* Start MATERIAL SHOWN *

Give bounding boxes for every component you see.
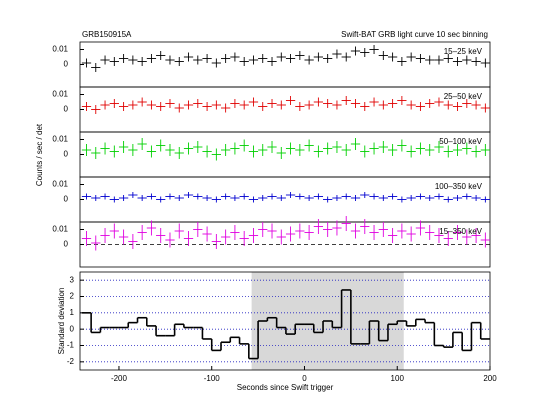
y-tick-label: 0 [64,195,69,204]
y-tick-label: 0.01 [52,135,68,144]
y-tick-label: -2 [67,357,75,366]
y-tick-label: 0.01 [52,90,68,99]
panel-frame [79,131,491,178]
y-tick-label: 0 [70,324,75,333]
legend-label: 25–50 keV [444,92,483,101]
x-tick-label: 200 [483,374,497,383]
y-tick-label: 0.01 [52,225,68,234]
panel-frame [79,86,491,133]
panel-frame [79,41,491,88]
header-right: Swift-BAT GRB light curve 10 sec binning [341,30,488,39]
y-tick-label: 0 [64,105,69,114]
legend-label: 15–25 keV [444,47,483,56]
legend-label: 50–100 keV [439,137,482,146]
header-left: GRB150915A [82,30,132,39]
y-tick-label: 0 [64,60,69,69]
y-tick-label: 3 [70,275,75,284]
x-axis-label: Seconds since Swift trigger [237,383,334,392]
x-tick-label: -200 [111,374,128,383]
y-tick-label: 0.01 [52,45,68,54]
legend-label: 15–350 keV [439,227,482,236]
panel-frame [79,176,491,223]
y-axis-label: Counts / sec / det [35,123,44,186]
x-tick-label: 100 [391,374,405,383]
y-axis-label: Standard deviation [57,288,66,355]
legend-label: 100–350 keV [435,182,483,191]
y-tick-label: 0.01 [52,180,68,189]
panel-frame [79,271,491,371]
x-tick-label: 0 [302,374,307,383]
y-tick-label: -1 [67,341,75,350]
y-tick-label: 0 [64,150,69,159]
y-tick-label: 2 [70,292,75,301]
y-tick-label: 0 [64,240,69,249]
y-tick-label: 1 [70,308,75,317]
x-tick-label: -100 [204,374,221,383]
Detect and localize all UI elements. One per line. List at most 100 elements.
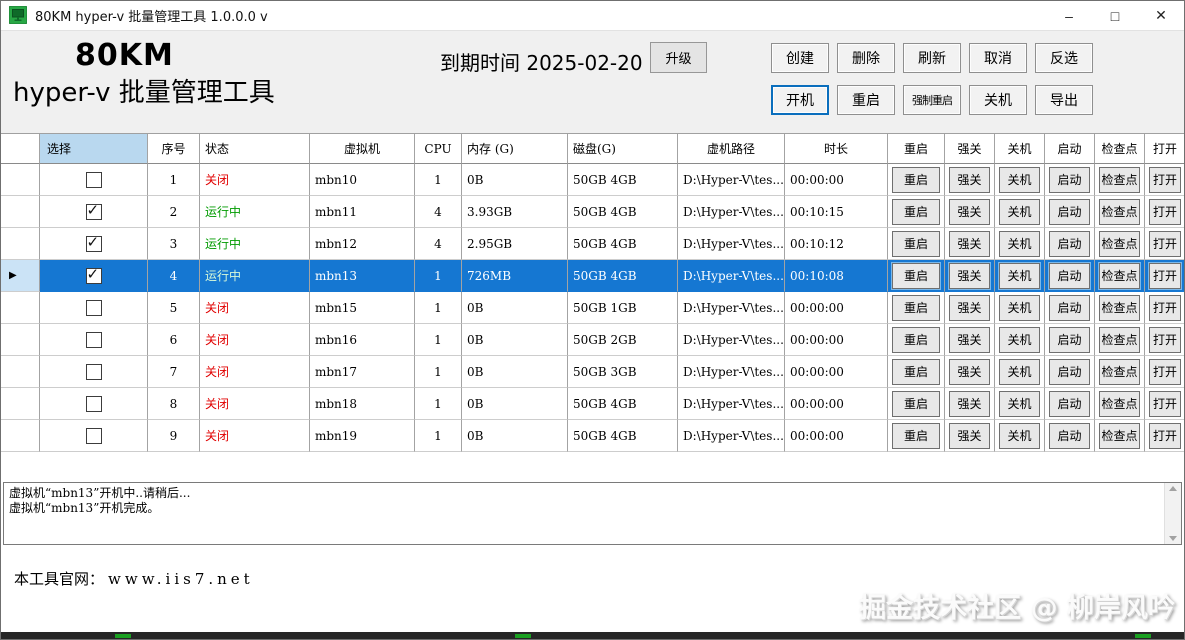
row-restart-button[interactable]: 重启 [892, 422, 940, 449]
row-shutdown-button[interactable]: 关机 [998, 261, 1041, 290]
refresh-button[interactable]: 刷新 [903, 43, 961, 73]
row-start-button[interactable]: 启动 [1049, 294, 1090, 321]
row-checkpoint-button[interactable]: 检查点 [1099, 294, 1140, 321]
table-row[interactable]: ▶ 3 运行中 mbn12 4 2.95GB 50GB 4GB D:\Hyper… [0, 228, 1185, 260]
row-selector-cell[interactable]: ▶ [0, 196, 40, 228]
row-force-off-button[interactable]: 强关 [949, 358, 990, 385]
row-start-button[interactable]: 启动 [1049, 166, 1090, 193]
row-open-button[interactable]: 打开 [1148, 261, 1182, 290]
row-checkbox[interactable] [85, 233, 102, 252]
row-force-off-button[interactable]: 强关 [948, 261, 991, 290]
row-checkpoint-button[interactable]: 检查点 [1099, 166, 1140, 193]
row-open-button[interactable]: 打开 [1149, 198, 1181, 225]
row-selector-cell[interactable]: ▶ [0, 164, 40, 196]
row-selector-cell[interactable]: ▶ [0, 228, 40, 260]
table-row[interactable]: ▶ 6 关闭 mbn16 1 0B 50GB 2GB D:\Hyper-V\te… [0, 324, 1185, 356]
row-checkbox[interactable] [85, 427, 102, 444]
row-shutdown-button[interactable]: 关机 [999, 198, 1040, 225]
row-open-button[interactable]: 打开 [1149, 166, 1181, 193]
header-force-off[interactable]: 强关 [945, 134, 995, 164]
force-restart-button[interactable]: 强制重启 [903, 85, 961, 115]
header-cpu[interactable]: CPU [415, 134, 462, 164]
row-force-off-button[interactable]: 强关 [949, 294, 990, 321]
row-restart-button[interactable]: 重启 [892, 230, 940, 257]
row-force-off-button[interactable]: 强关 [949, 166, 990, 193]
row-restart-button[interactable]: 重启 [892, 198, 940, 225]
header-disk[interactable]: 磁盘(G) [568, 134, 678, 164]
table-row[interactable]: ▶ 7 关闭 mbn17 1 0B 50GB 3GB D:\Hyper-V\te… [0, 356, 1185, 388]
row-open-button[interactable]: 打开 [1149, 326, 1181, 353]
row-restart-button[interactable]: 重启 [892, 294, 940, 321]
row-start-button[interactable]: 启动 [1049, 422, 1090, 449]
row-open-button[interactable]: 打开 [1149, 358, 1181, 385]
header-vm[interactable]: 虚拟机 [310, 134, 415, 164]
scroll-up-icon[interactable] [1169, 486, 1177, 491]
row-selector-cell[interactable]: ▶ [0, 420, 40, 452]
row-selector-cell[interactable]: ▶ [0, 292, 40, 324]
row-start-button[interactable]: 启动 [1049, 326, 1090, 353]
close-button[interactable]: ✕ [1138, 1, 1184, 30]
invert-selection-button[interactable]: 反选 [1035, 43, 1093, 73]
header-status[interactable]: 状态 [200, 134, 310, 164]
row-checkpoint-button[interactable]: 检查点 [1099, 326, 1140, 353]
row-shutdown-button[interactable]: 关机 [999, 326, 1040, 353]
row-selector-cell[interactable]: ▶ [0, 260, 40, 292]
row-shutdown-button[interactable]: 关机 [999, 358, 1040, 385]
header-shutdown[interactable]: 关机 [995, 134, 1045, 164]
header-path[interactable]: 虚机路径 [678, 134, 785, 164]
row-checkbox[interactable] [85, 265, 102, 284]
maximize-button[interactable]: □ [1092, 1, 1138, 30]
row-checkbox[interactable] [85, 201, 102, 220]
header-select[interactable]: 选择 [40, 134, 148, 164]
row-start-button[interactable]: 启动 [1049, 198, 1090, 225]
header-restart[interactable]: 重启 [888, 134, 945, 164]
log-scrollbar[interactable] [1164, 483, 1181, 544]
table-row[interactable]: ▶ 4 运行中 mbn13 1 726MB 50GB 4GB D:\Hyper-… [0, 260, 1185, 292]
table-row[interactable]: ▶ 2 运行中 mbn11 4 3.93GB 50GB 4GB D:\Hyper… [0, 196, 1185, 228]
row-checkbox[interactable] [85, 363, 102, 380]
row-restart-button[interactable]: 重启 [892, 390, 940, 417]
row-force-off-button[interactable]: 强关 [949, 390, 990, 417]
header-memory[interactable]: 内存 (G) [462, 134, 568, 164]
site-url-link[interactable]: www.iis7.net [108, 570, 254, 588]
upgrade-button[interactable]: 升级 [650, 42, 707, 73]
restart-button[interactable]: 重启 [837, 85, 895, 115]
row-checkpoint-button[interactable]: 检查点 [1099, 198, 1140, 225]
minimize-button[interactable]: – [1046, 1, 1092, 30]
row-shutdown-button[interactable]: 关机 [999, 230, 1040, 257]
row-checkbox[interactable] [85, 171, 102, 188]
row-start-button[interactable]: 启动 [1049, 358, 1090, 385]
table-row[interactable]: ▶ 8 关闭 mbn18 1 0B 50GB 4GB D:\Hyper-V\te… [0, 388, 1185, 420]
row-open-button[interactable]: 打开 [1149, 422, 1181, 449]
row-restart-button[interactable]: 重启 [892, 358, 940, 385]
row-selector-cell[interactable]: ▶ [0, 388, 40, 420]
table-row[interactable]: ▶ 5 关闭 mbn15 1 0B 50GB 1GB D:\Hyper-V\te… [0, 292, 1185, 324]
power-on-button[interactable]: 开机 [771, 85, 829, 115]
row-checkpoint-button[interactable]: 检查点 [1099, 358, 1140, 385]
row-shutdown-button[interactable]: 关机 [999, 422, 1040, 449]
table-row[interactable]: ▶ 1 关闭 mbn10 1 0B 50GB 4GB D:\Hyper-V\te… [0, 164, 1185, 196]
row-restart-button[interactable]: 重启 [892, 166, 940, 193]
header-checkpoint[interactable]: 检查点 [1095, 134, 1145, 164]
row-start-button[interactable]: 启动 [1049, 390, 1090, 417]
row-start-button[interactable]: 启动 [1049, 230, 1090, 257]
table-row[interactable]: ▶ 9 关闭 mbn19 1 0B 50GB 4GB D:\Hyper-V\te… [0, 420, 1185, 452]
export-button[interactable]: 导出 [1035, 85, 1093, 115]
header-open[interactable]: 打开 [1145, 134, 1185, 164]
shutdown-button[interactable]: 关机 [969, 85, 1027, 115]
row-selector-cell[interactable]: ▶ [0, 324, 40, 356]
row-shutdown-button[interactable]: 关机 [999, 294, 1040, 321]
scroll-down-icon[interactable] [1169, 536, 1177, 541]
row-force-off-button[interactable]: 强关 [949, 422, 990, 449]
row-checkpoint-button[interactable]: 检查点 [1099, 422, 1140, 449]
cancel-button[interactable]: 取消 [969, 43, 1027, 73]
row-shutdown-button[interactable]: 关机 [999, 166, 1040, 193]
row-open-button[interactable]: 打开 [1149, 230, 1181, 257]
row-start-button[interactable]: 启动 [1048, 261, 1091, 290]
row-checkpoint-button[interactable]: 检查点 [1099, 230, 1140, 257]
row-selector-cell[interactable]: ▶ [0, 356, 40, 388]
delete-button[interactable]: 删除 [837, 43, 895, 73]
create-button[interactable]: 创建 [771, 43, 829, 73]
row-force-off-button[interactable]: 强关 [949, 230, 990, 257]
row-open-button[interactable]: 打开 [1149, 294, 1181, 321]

* End MATERIAL SHOWN *

WHAT THE TASK ASKS: Retype, with no changes, the part of the records above that opens with the line containing "row-restart-button[interactable]: 重启 [892, 422, 940, 449]" and closes with the line containing "table-row[interactable]: ▶ 7", including both of those lines.

TASK SOLUTION:
row-restart-button[interactable]: 重启 [892, 422, 940, 449]
row-shutdown-button[interactable]: 关机 [998, 261, 1041, 290]
refresh-button[interactable]: 刷新 [903, 43, 961, 73]
row-start-button[interactable]: 启动 [1049, 294, 1090, 321]
row-checkpoint-button[interactable]: 检查点 [1099, 294, 1140, 321]
table-row[interactable]: ▶ 3 运行中 mbn12 4 2.95GB 50GB 4GB D:\Hyper… [0, 228, 1185, 260]
row-selector-cell[interactable]: ▶ [0, 196, 40, 228]
row-force-off-button[interactable]: 强关 [949, 358, 990, 385]
row-start-button[interactable]: 启动 [1049, 166, 1090, 193]
row-open-button[interactable]: 打开 [1148, 261, 1182, 290]
row-checkbox[interactable] [85, 233, 102, 252]
row-force-off-button[interactable]: 强关 [948, 261, 991, 290]
row-checkpoint-button[interactable]: 检查点 [1099, 166, 1140, 193]
row-open-button[interactable]: 打开 [1149, 198, 1181, 225]
row-selector-cell[interactable]: ▶ [0, 164, 40, 196]
row-selector-cell[interactable]: ▶ [0, 228, 40, 260]
table-row[interactable]: ▶ 6 关闭 mbn16 1 0B 50GB 2GB D:\Hyper-V\te… [0, 324, 1185, 356]
row-checkbox[interactable] [85, 427, 102, 444]
row-shutdown-button[interactable]: 关机 [999, 198, 1040, 225]
row-open-button[interactable]: 打开 [1149, 166, 1181, 193]
header-force-off[interactable]: 强关 [945, 134, 995, 164]
force-restart-button[interactable]: 强制重启 [903, 85, 961, 115]
header-cpu[interactable]: CPU [415, 134, 462, 164]
row-force-off-button[interactable]: 强关 [949, 294, 990, 321]
row-restart-button[interactable]: 重启 [892, 230, 940, 257]
row-force-off-button[interactable]: 强关 [949, 166, 990, 193]
row-restart-button[interactable]: 重启 [892, 198, 940, 225]
header-disk[interactable]: 磁盘(G) [568, 134, 678, 164]
table-row[interactable]: ▶ 7 关闭 mbn17 1 0B 50GB 3GB D:\Hyper-V\te… [0, 356, 1185, 388]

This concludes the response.